To be done: Reproduce each of the following rows verbatim, without altering, omitting, or reordering any line.

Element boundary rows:
+++

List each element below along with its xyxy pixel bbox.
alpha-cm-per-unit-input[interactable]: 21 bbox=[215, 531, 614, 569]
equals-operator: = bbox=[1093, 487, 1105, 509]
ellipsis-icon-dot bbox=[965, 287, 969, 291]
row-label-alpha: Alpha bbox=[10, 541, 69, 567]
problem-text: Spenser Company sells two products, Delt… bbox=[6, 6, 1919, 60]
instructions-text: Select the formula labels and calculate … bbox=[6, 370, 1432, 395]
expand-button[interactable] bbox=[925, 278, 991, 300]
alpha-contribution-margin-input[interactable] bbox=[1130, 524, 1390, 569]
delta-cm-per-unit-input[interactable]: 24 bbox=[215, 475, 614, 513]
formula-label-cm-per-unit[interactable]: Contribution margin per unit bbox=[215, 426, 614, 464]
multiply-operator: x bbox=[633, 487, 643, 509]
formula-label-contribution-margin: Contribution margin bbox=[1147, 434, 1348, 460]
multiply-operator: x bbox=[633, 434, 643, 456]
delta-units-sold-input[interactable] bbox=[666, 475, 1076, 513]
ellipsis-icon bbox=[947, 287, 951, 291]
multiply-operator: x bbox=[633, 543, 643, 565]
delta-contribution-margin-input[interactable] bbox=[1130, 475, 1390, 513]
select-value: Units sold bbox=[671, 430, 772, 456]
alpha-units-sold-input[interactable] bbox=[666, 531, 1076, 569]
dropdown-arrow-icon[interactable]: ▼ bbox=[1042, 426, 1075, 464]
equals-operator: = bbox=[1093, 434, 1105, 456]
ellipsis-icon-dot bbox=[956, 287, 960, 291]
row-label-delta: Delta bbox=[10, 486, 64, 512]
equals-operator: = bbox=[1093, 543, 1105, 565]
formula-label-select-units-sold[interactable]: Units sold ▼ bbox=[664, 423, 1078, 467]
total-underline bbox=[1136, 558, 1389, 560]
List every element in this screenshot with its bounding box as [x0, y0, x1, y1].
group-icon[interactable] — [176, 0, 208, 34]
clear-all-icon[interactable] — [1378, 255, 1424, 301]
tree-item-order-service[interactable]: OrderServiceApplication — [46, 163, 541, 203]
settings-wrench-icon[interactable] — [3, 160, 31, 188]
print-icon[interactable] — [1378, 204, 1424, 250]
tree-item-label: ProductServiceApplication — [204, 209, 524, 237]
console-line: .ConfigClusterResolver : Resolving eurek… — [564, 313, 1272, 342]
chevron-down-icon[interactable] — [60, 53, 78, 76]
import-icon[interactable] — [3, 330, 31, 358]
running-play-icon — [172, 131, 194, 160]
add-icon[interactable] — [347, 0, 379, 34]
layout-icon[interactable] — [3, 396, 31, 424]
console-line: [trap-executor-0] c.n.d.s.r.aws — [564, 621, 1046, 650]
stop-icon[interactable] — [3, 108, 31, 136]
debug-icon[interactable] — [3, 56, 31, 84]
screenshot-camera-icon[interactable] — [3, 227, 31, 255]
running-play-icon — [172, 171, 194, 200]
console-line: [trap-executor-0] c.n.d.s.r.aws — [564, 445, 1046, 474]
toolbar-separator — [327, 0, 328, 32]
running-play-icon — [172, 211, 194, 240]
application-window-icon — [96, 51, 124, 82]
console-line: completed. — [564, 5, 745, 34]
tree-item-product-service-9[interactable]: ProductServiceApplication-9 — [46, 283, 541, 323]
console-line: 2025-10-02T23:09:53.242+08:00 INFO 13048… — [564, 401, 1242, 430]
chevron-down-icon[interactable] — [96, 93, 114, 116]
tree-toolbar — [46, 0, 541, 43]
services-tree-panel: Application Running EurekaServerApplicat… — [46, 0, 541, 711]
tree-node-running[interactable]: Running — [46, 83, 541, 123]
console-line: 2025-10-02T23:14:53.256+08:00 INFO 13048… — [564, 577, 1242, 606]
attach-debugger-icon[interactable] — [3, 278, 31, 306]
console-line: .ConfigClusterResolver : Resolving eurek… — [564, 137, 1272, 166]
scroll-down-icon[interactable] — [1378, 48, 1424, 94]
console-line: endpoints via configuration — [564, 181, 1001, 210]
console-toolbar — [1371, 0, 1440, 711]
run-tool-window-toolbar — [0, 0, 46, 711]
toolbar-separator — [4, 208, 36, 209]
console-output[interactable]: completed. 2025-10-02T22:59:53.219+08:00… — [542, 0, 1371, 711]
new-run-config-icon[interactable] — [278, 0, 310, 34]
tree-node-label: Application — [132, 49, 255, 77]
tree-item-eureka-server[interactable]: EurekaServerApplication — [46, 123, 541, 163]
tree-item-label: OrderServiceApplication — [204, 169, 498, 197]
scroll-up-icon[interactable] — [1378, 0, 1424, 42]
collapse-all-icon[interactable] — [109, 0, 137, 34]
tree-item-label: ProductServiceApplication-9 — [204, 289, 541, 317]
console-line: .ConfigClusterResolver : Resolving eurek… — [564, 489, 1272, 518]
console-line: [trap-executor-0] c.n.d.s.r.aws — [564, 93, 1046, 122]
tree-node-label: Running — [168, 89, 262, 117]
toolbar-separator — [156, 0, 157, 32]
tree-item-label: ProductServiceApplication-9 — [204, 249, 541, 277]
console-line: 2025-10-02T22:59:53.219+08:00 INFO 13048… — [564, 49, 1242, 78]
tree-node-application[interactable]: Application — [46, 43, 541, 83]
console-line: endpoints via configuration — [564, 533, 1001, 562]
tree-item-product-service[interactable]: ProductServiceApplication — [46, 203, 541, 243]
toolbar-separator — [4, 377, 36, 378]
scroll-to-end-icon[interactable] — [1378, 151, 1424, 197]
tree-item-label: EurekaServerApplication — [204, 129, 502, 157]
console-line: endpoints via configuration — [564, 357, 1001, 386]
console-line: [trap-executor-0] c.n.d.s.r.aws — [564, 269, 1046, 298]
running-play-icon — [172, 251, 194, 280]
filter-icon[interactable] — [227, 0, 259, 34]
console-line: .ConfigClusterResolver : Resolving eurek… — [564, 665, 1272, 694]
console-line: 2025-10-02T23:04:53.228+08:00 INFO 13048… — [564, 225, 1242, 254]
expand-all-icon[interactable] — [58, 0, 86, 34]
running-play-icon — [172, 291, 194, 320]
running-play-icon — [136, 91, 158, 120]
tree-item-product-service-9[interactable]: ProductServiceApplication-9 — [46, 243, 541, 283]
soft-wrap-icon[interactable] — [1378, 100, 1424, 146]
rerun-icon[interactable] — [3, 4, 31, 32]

+++

Written response:
List each element below along with its xyxy pixel bbox.
alpha-cm-per-unit-input[interactable]: 21 bbox=[215, 531, 614, 569]
equals-operator: = bbox=[1093, 487, 1105, 509]
ellipsis-icon-dot bbox=[965, 287, 969, 291]
row-label-alpha: Alpha bbox=[10, 541, 69, 567]
problem-text: Spenser Company sells two products, Delt… bbox=[6, 6, 1919, 60]
instructions-text: Select the formula labels and calculate … bbox=[6, 370, 1432, 395]
expand-button[interactable] bbox=[925, 278, 991, 300]
alpha-contribution-margin-input[interactable] bbox=[1130, 524, 1390, 569]
delta-cm-per-unit-input[interactable]: 24 bbox=[215, 475, 614, 513]
formula-label-cm-per-unit[interactable]: Contribution margin per unit bbox=[215, 426, 614, 464]
multiply-operator: x bbox=[633, 487, 643, 509]
formula-label-contribution-margin: Contribution margin bbox=[1147, 434, 1348, 460]
multiply-operator: x bbox=[633, 434, 643, 456]
delta-units-sold-input[interactable] bbox=[666, 475, 1076, 513]
ellipsis-icon bbox=[947, 287, 951, 291]
multiply-operator: x bbox=[633, 543, 643, 565]
delta-contribution-margin-input[interactable] bbox=[1130, 475, 1390, 513]
select-value: Units sold bbox=[671, 430, 772, 456]
alpha-units-sold-input[interactable] bbox=[666, 531, 1076, 569]
dropdown-arrow-icon[interactable]: ▼ bbox=[1042, 426, 1075, 464]
equals-operator: = bbox=[1093, 434, 1105, 456]
ellipsis-icon-dot bbox=[956, 287, 960, 291]
row-label-delta: Delta bbox=[10, 486, 64, 512]
equals-operator: = bbox=[1093, 543, 1105, 565]
formula-label-select-units-sold[interactable]: Units sold ▼ bbox=[664, 423, 1078, 467]
total-underline bbox=[1136, 558, 1389, 560]
List every element in this screenshot with its bounding box as [x0, y0, x1, y1].
group-icon[interactable] — [176, 0, 208, 34]
clear-all-icon[interactable] — [1378, 255, 1424, 301]
tree-item-order-service[interactable]: OrderServiceApplication — [46, 163, 541, 203]
settings-wrench-icon[interactable] — [3, 160, 31, 188]
print-icon[interactable] — [1378, 204, 1424, 250]
tree-item-label: ProductServiceApplication — [204, 209, 524, 237]
console-line: .ConfigClusterResolver : Resolving eurek… — [564, 313, 1272, 342]
chevron-down-icon[interactable] — [60, 53, 78, 76]
import-icon[interactable] — [3, 330, 31, 358]
running-play-icon — [172, 131, 194, 160]
add-icon[interactable] — [347, 0, 379, 34]
layout-icon[interactable] — [3, 396, 31, 424]
console-line: [trap-executor-0] c.n.d.s.r.aws — [564, 621, 1046, 650]
stop-icon[interactable] — [3, 108, 31, 136]
debug-icon[interactable] — [3, 56, 31, 84]
screenshot-camera-icon[interactable] — [3, 227, 31, 255]
running-play-icon — [172, 171, 194, 200]
console-line: [trap-executor-0] c.n.d.s.r.aws — [564, 445, 1046, 474]
toolbar-separator — [327, 0, 328, 32]
running-play-icon — [172, 211, 194, 240]
application-window-icon — [96, 51, 124, 82]
console-line: completed. — [564, 5, 745, 34]
tree-item-product-service-9[interactable]: ProductServiceApplication-9 — [46, 283, 541, 323]
console-line: 2025-10-02T23:09:53.242+08:00 INFO 13048… — [564, 401, 1242, 430]
chevron-down-icon[interactable] — [96, 93, 114, 116]
tree-toolbar — [46, 0, 541, 43]
services-tree-panel: Application Running EurekaServerApplicat… — [46, 0, 541, 711]
tree-node-running[interactable]: Running — [46, 83, 541, 123]
console-line: 2025-10-02T23:14:53.256+08:00 INFO 13048… — [564, 577, 1242, 606]
attach-debugger-icon[interactable] — [3, 278, 31, 306]
console-line: .ConfigClusterResolver : Resolving eurek… — [564, 137, 1272, 166]
scroll-down-icon[interactable] — [1378, 48, 1424, 94]
console-line: endpoints via configuration — [564, 181, 1001, 210]
console-toolbar — [1371, 0, 1440, 711]
run-tool-window-toolbar — [0, 0, 46, 711]
toolbar-separator — [4, 208, 36, 209]
console-output[interactable]: completed. 2025-10-02T22:59:53.219+08:00… — [542, 0, 1371, 711]
new-run-config-icon[interactable] — [278, 0, 310, 34]
tree-node-label: Application — [132, 49, 255, 77]
tree-item-eureka-server[interactable]: EurekaServerApplication — [46, 123, 541, 163]
tree-item-label: OrderServiceApplication — [204, 169, 498, 197]
scroll-up-icon[interactable] — [1378, 0, 1424, 42]
collapse-all-icon[interactable] — [109, 0, 137, 34]
tree-item-label: ProductServiceApplication-9 — [204, 289, 541, 317]
console-line: .ConfigClusterResolver : Resolving eurek… — [564, 489, 1272, 518]
console-line: [trap-executor-0] c.n.d.s.r.aws — [564, 93, 1046, 122]
tree-node-label: Running — [168, 89, 262, 117]
toolbar-separator — [156, 0, 157, 32]
tree-item-label: ProductServiceApplication-9 — [204, 249, 541, 277]
console-line: 2025-10-02T22:59:53.219+08:00 INFO 13048… — [564, 49, 1242, 78]
tree-node-application[interactable]: Application — [46, 43, 541, 83]
console-line: endpoints via configuration — [564, 533, 1001, 562]
tree-item-product-service[interactable]: ProductServiceApplication — [46, 203, 541, 243]
toolbar-separator — [4, 377, 36, 378]
scroll-to-end-icon[interactable] — [1378, 151, 1424, 197]
tree-item-label: EurekaServerApplication — [204, 129, 502, 157]
console-line: endpoints via configuration — [564, 357, 1001, 386]
console-line: [trap-executor-0] c.n.d.s.r.aws — [564, 269, 1046, 298]
running-play-icon — [172, 251, 194, 280]
filter-icon[interactable] — [227, 0, 259, 34]
console-line: .ConfigClusterResolver : Resolving eurek… — [564, 665, 1272, 694]
console-line: 2025-10-02T23:04:53.228+08:00 INFO 13048… — [564, 225, 1242, 254]
expand-all-icon[interactable] — [58, 0, 86, 34]
running-play-icon — [172, 291, 194, 320]
running-play-icon — [136, 91, 158, 120]
tree-item-product-service-9[interactable]: ProductServiceApplication-9 — [46, 243, 541, 283]
soft-wrap-icon[interactable] — [1378, 100, 1424, 146]
rerun-icon[interactable] — [3, 4, 31, 32]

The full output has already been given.